TASK OBJECTIVE |
Repeat each record below exactly, dropping the pictures.

EXTRACTED RECORDS |
══════════

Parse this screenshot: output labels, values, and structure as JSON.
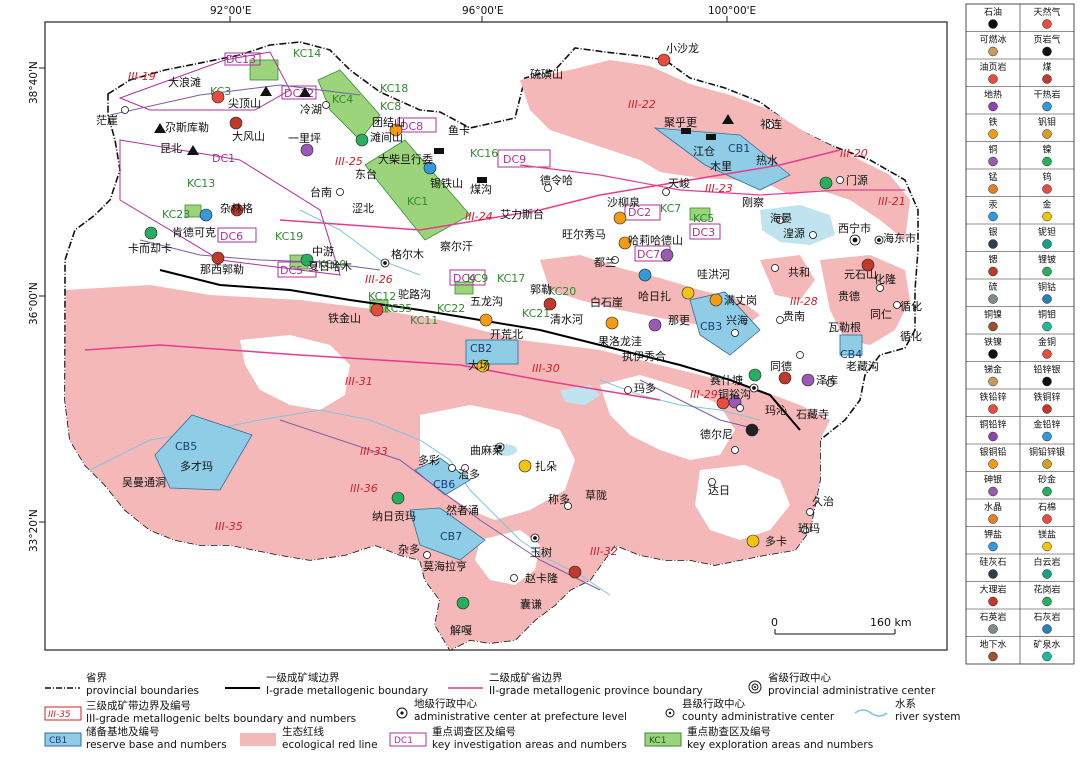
{
  "coords": {
    "top": [
      "92°00'E",
      "96°00'E",
      "100°00'E"
    ],
    "left": [
      "38°40'N",
      "36°00'N",
      "33°20'N"
    ]
  },
  "scale": {
    "zero": "0",
    "dist": "160 km"
  },
  "places": {
    "mangya": "茫崖",
    "dalangtan": "大浪滩",
    "lenghu": "冷湖",
    "jiantoushan": "尖顶山",
    "qisikuleqin": "尕斯库勒",
    "dafengshan": "大风山",
    "yiliping": "一里坪",
    "kunbei": "昆北",
    "tuanjieshan": "团结山",
    "tanjianshan": "滩间山",
    "yuka": "鱼卡",
    "dachaidan": "大柴旦行委",
    "xitieshan": "锡铁山",
    "meigou": "煤沟",
    "xiaoshalong": "小沙龙",
    "shuoshushan": "硫磺山",
    "jusenyue": "聚乎更",
    "qilian": "祁连",
    "jiangcang": "江仓",
    "muli": "木里",
    "reshui": "热水",
    "menyuan": "门源",
    "delingha": "德令哈",
    "tianjun": "天峻",
    "gangcha": "刚察",
    "haiyan": "海晏",
    "huangyuan": "湟源",
    "xining": "西宁市",
    "haidong": "海东市",
    "dongtai": "东台",
    "taigan": "台南",
    "sebei": "涩北",
    "zalinge": "杂林格",
    "kendekeke": "肯德可克",
    "kawatebu": "卡而却卡",
    "zhongyou": "中游",
    "xiaririhamu": "夏日哈木",
    "nalenguole": "那西郭勒",
    "geermu": "格尔木",
    "chaerhan": "察尔汗",
    "wulan": "乌兰",
    "aileisitai": "艾力斯台",
    "shaliuquan": "沙柳泉",
    "wangerxiuma": "旺尔秀马",
    "haliha": "哈莉哈德山",
    "dudan": "都兰",
    "wahonghe": "哇洪河",
    "gonghe": "共和",
    "yuanshishan": "元石山",
    "huangzhong": "化隆",
    "xunhua": "循化",
    "guide": "贵德",
    "tongren": "同仁",
    "xunhuakang": "循化",
    "tiejinshan": "铁金山",
    "hongliugou": "驼路沟",
    "wulonggou": "五龙沟",
    "guojun": "郭勒",
    "baishiya": "白石崖",
    "haririzha": "哈日扎",
    "manwengang": "满丈岗",
    "xinghai": "兴海",
    "qingshuihe": "清水河",
    "kaihuangbei": "开荒北",
    "nahe": "那更",
    "guinan": "贵南",
    "walecheng": "瓦勒根",
    "laozangou": "老藏沟",
    "guoluolongwa": "果洛龙洼",
    "zhiyanghai": "执伊秀合",
    "saishitang": "赛什塘",
    "tongyugou": "铜裕沟",
    "tongde": "同德",
    "zeku": "泽库",
    "dachang": "大场",
    "maduo": "玛多",
    "maqin": "玛沁",
    "shizangsi": "石藏寺",
    "deerni": "德尔尼",
    "qumalai": "曲麻莱",
    "duocai": "多彩",
    "zhiduo": "治多",
    "zhaduo": "扎朵",
    "duocaima": "多才玛",
    "wumantongdong": "吴曼通洞",
    "chengduo": "称多",
    "caolong": "草陇",
    "darri": "达日",
    "jiuzhi": "久治",
    "banma": "班玛",
    "naribugongma": "纳日贡玛",
    "ranzhe": "然者涌",
    "zaduo": "杂多",
    "mohailatong": "莫海拉亨",
    "yushu": "玉树",
    "zhaokalong": "赵卡隆",
    "nangqian": "囊谦",
    "jieang": "解嘎",
    "duoka": "多卡"
  },
  "zones": {
    "III19": "III-19",
    "III20": "III-20",
    "III21": "III-21",
    "III22": "III-22",
    "III23": "III-23",
    "III24": "III-24",
    "III25": "III-25",
    "III26": "III-26",
    "III28": "III-28",
    "III29": "III-29",
    "III30": "III-30",
    "III31": "III-31",
    "III32": "III-32",
    "III33": "III-33",
    "III35": "III-35",
    "III36": "III-36"
  },
  "kc": {
    "kc1": "KC1",
    "kc3": "KC3",
    "kc4": "KC4",
    "kc5": "KC5",
    "kc7": "KC7",
    "kc8": "KC8",
    "kc9": "KC9",
    "kc10": "KC10",
    "kc11": "KC11",
    "kc12": "KC12",
    "kc13": "KC13",
    "kc14": "KC14",
    "kc16": "KC16",
    "kc17": "KC17",
    "kc18": "KC18",
    "kc19": "KC19",
    "kc20": "KC20",
    "kc21": "KC21",
    "kc22": "KC22",
    "kc23": "KC23",
    "kc35": "KC35"
  },
  "dc": {
    "dc1": "DC1",
    "dc2": "DC2",
    "dc3": "DC3",
    "dc4": "DC4",
    "dc5": "DC5",
    "dc6": "DC6",
    "dc7": "DC7",
    "dc8": "DC8",
    "dc9": "DC9",
    "dc12": "DC12",
    "dc13": "DC13"
  },
  "cb": {
    "cb1": "CB1",
    "cb2": "CB2",
    "cb3": "CB3",
    "cb4": "CB4",
    "cb5": "CB5",
    "cb6": "CB6",
    "cb7": "CB7"
  },
  "legend_right": [
    [
      "石油",
      "天然气"
    ],
    [
      "可燃冰",
      "页岩气"
    ],
    [
      "油页岩",
      "煤"
    ],
    [
      "地热",
      "干热岩"
    ],
    [
      "铁",
      "钒钼"
    ],
    [
      "铜",
      "镍"
    ],
    [
      "锰",
      "钨"
    ],
    [
      "汞",
      "金"
    ],
    [
      "银",
      "铌钽"
    ],
    [
      "锶",
      "锂铍"
    ],
    [
      "硫",
      "铜钴"
    ],
    [
      "铜镍",
      "铜钼"
    ],
    [
      "铁镍",
      "金铜"
    ],
    [
      "锑金",
      "铅锌银"
    ],
    [
      "铁铅锌",
      "铁铜锌"
    ],
    [
      "铜铅锌",
      "金铅锌"
    ],
    [
      "银铜铅",
      "铜铅锌银"
    ],
    [
      "砷银",
      "砂金"
    ],
    [
      "水晶",
      "石棉"
    ],
    [
      "钾盐",
      "镁盐"
    ],
    [
      "硅灰石",
      "白云岩"
    ],
    [
      "大理岩",
      "花岗岩"
    ],
    [
      "石英岩",
      "石灰岩"
    ],
    [
      "地下水",
      "矿泉水"
    ]
  ],
  "legend_bottom": {
    "prov_cn": "省界",
    "prov_en": "provincial boundaries",
    "g1_cn": "一级成矿域边界",
    "g1_en": "I-grade metallogenic boundary",
    "g2_cn": "二级成矿省边界",
    "g2_en": "II-grade metallogenic province boundary",
    "cap_cn": "省级行政中心",
    "cap_en": "provincial administrative center",
    "g3_cn": "三级成矿带边界及编号",
    "g3_en": "III-grade metallogenic belts boundary and numbers",
    "g3_code": "III-35",
    "pref_cn": "地级行政中心",
    "pref_en": "administrative center at prefecture level",
    "county_cn": "县级行政中心",
    "county_en": "county administrative center",
    "river_cn": "水系",
    "river_en": "river system",
    "cb_cn": "储备基地及编号",
    "cb_en": "reserve base and numbers",
    "cb_code": "CB1",
    "red_cn": "生态红线",
    "red_en": "ecological red line",
    "dc_cn": "重点调查区及编号",
    "dc_en": "key investigation areas and numbers",
    "dc_code": "DC1",
    "kc_cn": "重点勘查区及编号",
    "kc_en": "key exploration areas and numbers",
    "kc_code": "KC1"
  },
  "colors": {
    "red_line": "#f4b8b8",
    "cb": "#8fcde6",
    "kc": "#9bd47a",
    "belt3": "#d4202a",
    "belt2": "#e83c8c",
    "belt1": "#000000",
    "lake": "#bfe3ef"
  }
}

══════════

RESULT OF THE TASK |
Parse this screenshot: output labels, values, and structure as JSON.
{
  "coords": {
    "top": [
      "92°00'E",
      "96°00'E",
      "100°00'E"
    ],
    "left": [
      "38°40'N",
      "36°00'N",
      "33°20'N"
    ]
  },
  "scale": {
    "zero": "0",
    "dist": "160 km"
  },
  "places": {
    "mangya": "茫崖",
    "dalangtan": "大浪滩",
    "lenghu": "冷湖",
    "jiantoushan": "尖顶山",
    "qisikuleqin": "尕斯库勒",
    "dafengshan": "大风山",
    "yiliping": "一里坪",
    "kunbei": "昆北",
    "tuanjieshan": "团结山",
    "tanjianshan": "滩间山",
    "yuka": "鱼卡",
    "dachaidan": "大柴旦行委",
    "xitieshan": "锡铁山",
    "meigou": "煤沟",
    "xiaoshalong": "小沙龙",
    "shuoshushan": "硫磺山",
    "jusenyue": "聚乎更",
    "qilian": "祁连",
    "jiangcang": "江仓",
    "muli": "木里",
    "reshui": "热水",
    "menyuan": "门源",
    "delingha": "德令哈",
    "tianjun": "天峻",
    "gangcha": "刚察",
    "haiyan": "海晏",
    "huangyuan": "湟源",
    "xining": "西宁市",
    "haidong": "海东市",
    "dongtai": "东台",
    "taigan": "台南",
    "sebei": "涩北",
    "zalinge": "杂林格",
    "kendekeke": "肯德可克",
    "kawatebu": "卡而却卡",
    "zhongyou": "中游",
    "xiaririhamu": "夏日哈木",
    "nalenguole": "那西郭勒",
    "geermu": "格尔木",
    "chaerhan": "察尔汗",
    "wulan": "乌兰",
    "aileisitai": "艾力斯台",
    "shaliuquan": "沙柳泉",
    "wangerxiuma": "旺尔秀马",
    "haliha": "哈莉哈德山",
    "dudan": "都兰",
    "wahonghe": "哇洪河",
    "gonghe": "共和",
    "yuanshishan": "元石山",
    "huangzhong": "化隆",
    "xunhua": "循化",
    "guide": "贵德",
    "tongren": "同仁",
    "xunhuakang": "循化",
    "tiejinshan": "铁金山",
    "hongliugou": "驼路沟",
    "wulonggou": "五龙沟",
    "guojun": "郭勒",
    "baishiya": "白石崖",
    "haririzha": "哈日扎",
    "manwengang": "满丈岗",
    "xinghai": "兴海",
    "qingshuihe": "清水河",
    "kaihuangbei": "开荒北",
    "nahe": "那更",
    "guinan": "贵南",
    "walecheng": "瓦勒根",
    "laozangou": "老藏沟",
    "guoluolongwa": "果洛龙洼",
    "zhiyanghai": "执伊秀合",
    "saishitang": "赛什塘",
    "tongyugou": "铜裕沟",
    "tongde": "同德",
    "zeku": "泽库",
    "dachang": "大场",
    "maduo": "玛多",
    "maqin": "玛沁",
    "shizangsi": "石藏寺",
    "deerni": "德尔尼",
    "qumalai": "曲麻莱",
    "duocai": "多彩",
    "zhiduo": "治多",
    "zhaduo": "扎朵",
    "duocaima": "多才玛",
    "wumantongdong": "吴曼通洞",
    "chengduo": "称多",
    "caolong": "草陇",
    "darri": "达日",
    "jiuzhi": "久治",
    "banma": "班玛",
    "naribugongma": "纳日贡玛",
    "ranzhe": "然者涌",
    "zaduo": "杂多",
    "mohailatong": "莫海拉亨",
    "yushu": "玉树",
    "zhaokalong": "赵卡隆",
    "nangqian": "囊谦",
    "jieang": "解嘎",
    "duoka": "多卡"
  },
  "zones": {
    "III19": "III-19",
    "III20": "III-20",
    "III21": "III-21",
    "III22": "III-22",
    "III23": "III-23",
    "III24": "III-24",
    "III25": "III-25",
    "III26": "III-26",
    "III28": "III-28",
    "III29": "III-29",
    "III30": "III-30",
    "III31": "III-31",
    "III32": "III-32",
    "III33": "III-33",
    "III35": "III-35",
    "III36": "III-36"
  },
  "kc": {
    "kc1": "KC1",
    "kc3": "KC3",
    "kc4": "KC4",
    "kc5": "KC5",
    "kc7": "KC7",
    "kc8": "KC8",
    "kc9": "KC9",
    "kc10": "KC10",
    "kc11": "KC11",
    "kc12": "KC12",
    "kc13": "KC13",
    "kc14": "KC14",
    "kc16": "KC16",
    "kc17": "KC17",
    "kc18": "KC18",
    "kc19": "KC19",
    "kc20": "KC20",
    "kc21": "KC21",
    "kc22": "KC22",
    "kc23": "KC23",
    "kc35": "KC35"
  },
  "dc": {
    "dc1": "DC1",
    "dc2": "DC2",
    "dc3": "DC3",
    "dc4": "DC4",
    "dc5": "DC5",
    "dc6": "DC6",
    "dc7": "DC7",
    "dc8": "DC8",
    "dc9": "DC9",
    "dc12": "DC12",
    "dc13": "DC13"
  },
  "cb": {
    "cb1": "CB1",
    "cb2": "CB2",
    "cb3": "CB3",
    "cb4": "CB4",
    "cb5": "CB5",
    "cb6": "CB6",
    "cb7": "CB7"
  },
  "legend_right": [
    [
      "石油",
      "天然气"
    ],
    [
      "可燃冰",
      "页岩气"
    ],
    [
      "油页岩",
      "煤"
    ],
    [
      "地热",
      "干热岩"
    ],
    [
      "铁",
      "钒钼"
    ],
    [
      "铜",
      "镍"
    ],
    [
      "锰",
      "钨"
    ],
    [
      "汞",
      "金"
    ],
    [
      "银",
      "铌钽"
    ],
    [
      "锶",
      "锂铍"
    ],
    [
      "硫",
      "铜钴"
    ],
    [
      "铜镍",
      "铜钼"
    ],
    [
      "铁镍",
      "金铜"
    ],
    [
      "锑金",
      "铅锌银"
    ],
    [
      "铁铅锌",
      "铁铜锌"
    ],
    [
      "铜铅锌",
      "金铅锌"
    ],
    [
      "银铜铅",
      "铜铅锌银"
    ],
    [
      "砷银",
      "砂金"
    ],
    [
      "水晶",
      "石棉"
    ],
    [
      "钾盐",
      "镁盐"
    ],
    [
      "硅灰石",
      "白云岩"
    ],
    [
      "大理岩",
      "花岗岩"
    ],
    [
      "石英岩",
      "石灰岩"
    ],
    [
      "地下水",
      "矿泉水"
    ]
  ],
  "legend_bottom": {
    "prov_cn": "省界",
    "prov_en": "provincial boundaries",
    "g1_cn": "一级成矿域边界",
    "g1_en": "I-grade metallogenic boundary",
    "g2_cn": "二级成矿省边界",
    "g2_en": "II-grade metallogenic province boundary",
    "cap_cn": "省级行政中心",
    "cap_en": "provincial administrative center",
    "g3_cn": "三级成矿带边界及编号",
    "g3_en": "III-grade metallogenic belts boundary and numbers",
    "g3_code": "III-35",
    "pref_cn": "地级行政中心",
    "pref_en": "administrative center at prefecture level",
    "county_cn": "县级行政中心",
    "county_en": "county administrative center",
    "river_cn": "水系",
    "river_en": "river system",
    "cb_cn": "储备基地及编号",
    "cb_en": "reserve base and numbers",
    "cb_code": "CB1",
    "red_cn": "生态红线",
    "red_en": "ecological red line",
    "dc_cn": "重点调查区及编号",
    "dc_en": "key investigation areas and numbers",
    "dc_code": "DC1",
    "kc_cn": "重点勘查区及编号",
    "kc_en": "key exploration areas and numbers",
    "kc_code": "KC1"
  },
  "colors": {
    "red_line": "#f4b8b8",
    "cb": "#8fcde6",
    "kc": "#9bd47a",
    "belt3": "#d4202a",
    "belt2": "#e83c8c",
    "belt1": "#000000",
    "lake": "#bfe3ef"
  }
}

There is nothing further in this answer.